* [AIM]:
Can you find the lines of the listing that include "title" and copy every one?

Data entries for graphics:
____

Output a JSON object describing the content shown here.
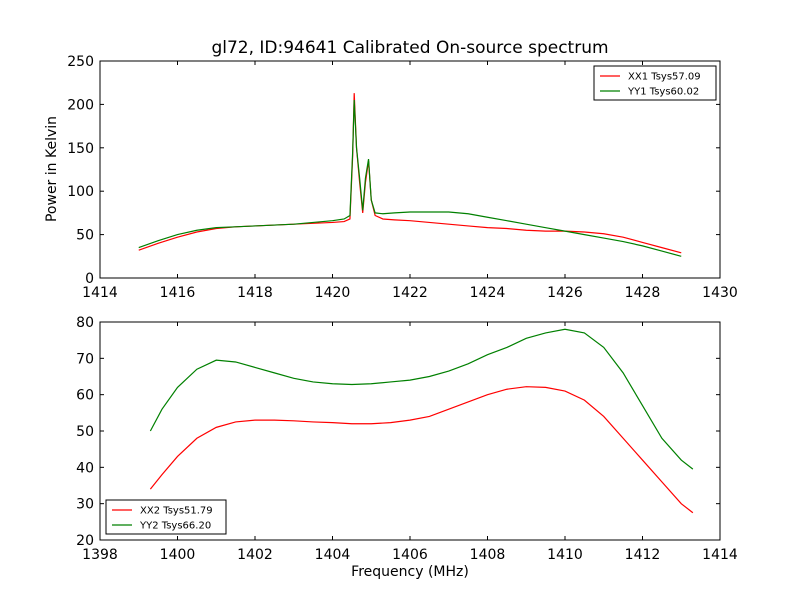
{
  "chart_data": [
    {
      "type": "line",
      "title": "gl72, ID:94641 Calibrated On-source spectrum",
      "xlabel": "",
      "ylabel": "Power in Kelvin",
      "xlim": [
        1414,
        1430
      ],
      "ylim": [
        0,
        250
      ],
      "xticks": [
        1414,
        1416,
        1418,
        1420,
        1422,
        1424,
        1426,
        1428,
        1430
      ],
      "yticks": [
        0,
        50,
        100,
        150,
        200,
        250
      ],
      "legend_position": "top-right",
      "series": [
        {
          "name": "XX1 Tsys57.09",
          "color": "#ff0000",
          "x": [
            1415.0,
            1415.5,
            1416.0,
            1416.5,
            1417.0,
            1417.5,
            1418.0,
            1418.5,
            1419.0,
            1419.5,
            1420.0,
            1420.3,
            1420.45,
            1420.52,
            1420.56,
            1420.62,
            1420.7,
            1420.78,
            1420.85,
            1420.93,
            1421.0,
            1421.1,
            1421.3,
            1421.6,
            1422.0,
            1422.5,
            1423.0,
            1423.5,
            1424.0,
            1424.5,
            1425.0,
            1425.5,
            1426.0,
            1426.5,
            1427.0,
            1427.5,
            1428.0,
            1428.5,
            1429.0
          ],
          "y": [
            32,
            40,
            47,
            53,
            57,
            59,
            60,
            61,
            62,
            63,
            64,
            65,
            68,
            140,
            213,
            150,
            110,
            75,
            110,
            135,
            90,
            72,
            68,
            67,
            66,
            64,
            62,
            60,
            58,
            57,
            55,
            54,
            54,
            53,
            51,
            47,
            41,
            35,
            29
          ]
        },
        {
          "name": "YY1 Tsys60.02",
          "color": "#008000",
          "x": [
            1415.0,
            1415.5,
            1416.0,
            1416.5,
            1417.0,
            1417.5,
            1418.0,
            1418.5,
            1419.0,
            1419.5,
            1420.0,
            1420.3,
            1420.45,
            1420.52,
            1420.56,
            1420.62,
            1420.7,
            1420.78,
            1420.85,
            1420.93,
            1421.0,
            1421.1,
            1421.3,
            1421.6,
            1422.0,
            1422.5,
            1423.0,
            1423.5,
            1424.0,
            1424.5,
            1425.0,
            1425.5,
            1426.0,
            1426.5,
            1427.0,
            1427.5,
            1428.0,
            1428.5,
            1429.0
          ],
          "y": [
            35,
            43,
            50,
            55,
            58,
            59,
            60,
            61,
            62,
            64,
            66,
            68,
            72,
            145,
            205,
            150,
            115,
            78,
            115,
            137,
            90,
            75,
            74,
            75,
            76,
            76,
            76,
            74,
            70,
            66,
            62,
            58,
            54,
            50,
            46,
            42,
            37,
            31,
            25
          ]
        }
      ]
    },
    {
      "type": "line",
      "title": "",
      "xlabel": "Frequency (MHz)",
      "ylabel": "",
      "xlim": [
        1398,
        1414
      ],
      "ylim": [
        20,
        80
      ],
      "xticks": [
        1398,
        1400,
        1402,
        1404,
        1406,
        1408,
        1410,
        1412,
        1414
      ],
      "yticks": [
        20,
        30,
        40,
        50,
        60,
        70,
        80
      ],
      "legend_position": "bottom-left",
      "series": [
        {
          "name": "XX2 Tsys51.79",
          "color": "#ff0000",
          "x": [
            1399.3,
            1399.6,
            1400.0,
            1400.5,
            1401.0,
            1401.5,
            1402.0,
            1402.5,
            1403.0,
            1403.5,
            1404.0,
            1404.5,
            1405.0,
            1405.5,
            1406.0,
            1406.5,
            1407.0,
            1407.5,
            1408.0,
            1408.5,
            1409.0,
            1409.5,
            1410.0,
            1410.5,
            1411.0,
            1411.5,
            1412.0,
            1412.5,
            1413.0,
            1413.3
          ],
          "y": [
            34,
            38,
            43,
            48,
            51,
            52.5,
            53,
            53,
            52.8,
            52.5,
            52.3,
            52,
            52,
            52.3,
            53,
            54,
            56,
            58,
            60,
            61.5,
            62.2,
            62,
            61,
            58.5,
            54,
            48,
            42,
            36,
            30,
            27.5
          ]
        },
        {
          "name": "YY2 Tsys66.20",
          "color": "#008000",
          "x": [
            1399.3,
            1399.6,
            1400.0,
            1400.5,
            1401.0,
            1401.5,
            1402.0,
            1402.5,
            1403.0,
            1403.5,
            1404.0,
            1404.5,
            1405.0,
            1405.5,
            1406.0,
            1406.5,
            1407.0,
            1407.5,
            1408.0,
            1408.5,
            1409.0,
            1409.5,
            1410.0,
            1410.5,
            1411.0,
            1411.5,
            1412.0,
            1412.5,
            1413.0,
            1413.3
          ],
          "y": [
            50,
            56,
            62,
            67,
            69.5,
            69,
            67.5,
            66,
            64.5,
            63.5,
            63,
            62.8,
            63,
            63.5,
            64,
            65,
            66.5,
            68.5,
            71,
            73,
            75.5,
            77,
            78,
            77,
            73,
            66,
            57,
            48,
            42,
            39.5
          ]
        }
      ]
    }
  ]
}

____

* [RESPONSE]:
      "title": "gl72, ID:94641 Calibrated On-source spectrum",
      "title": "",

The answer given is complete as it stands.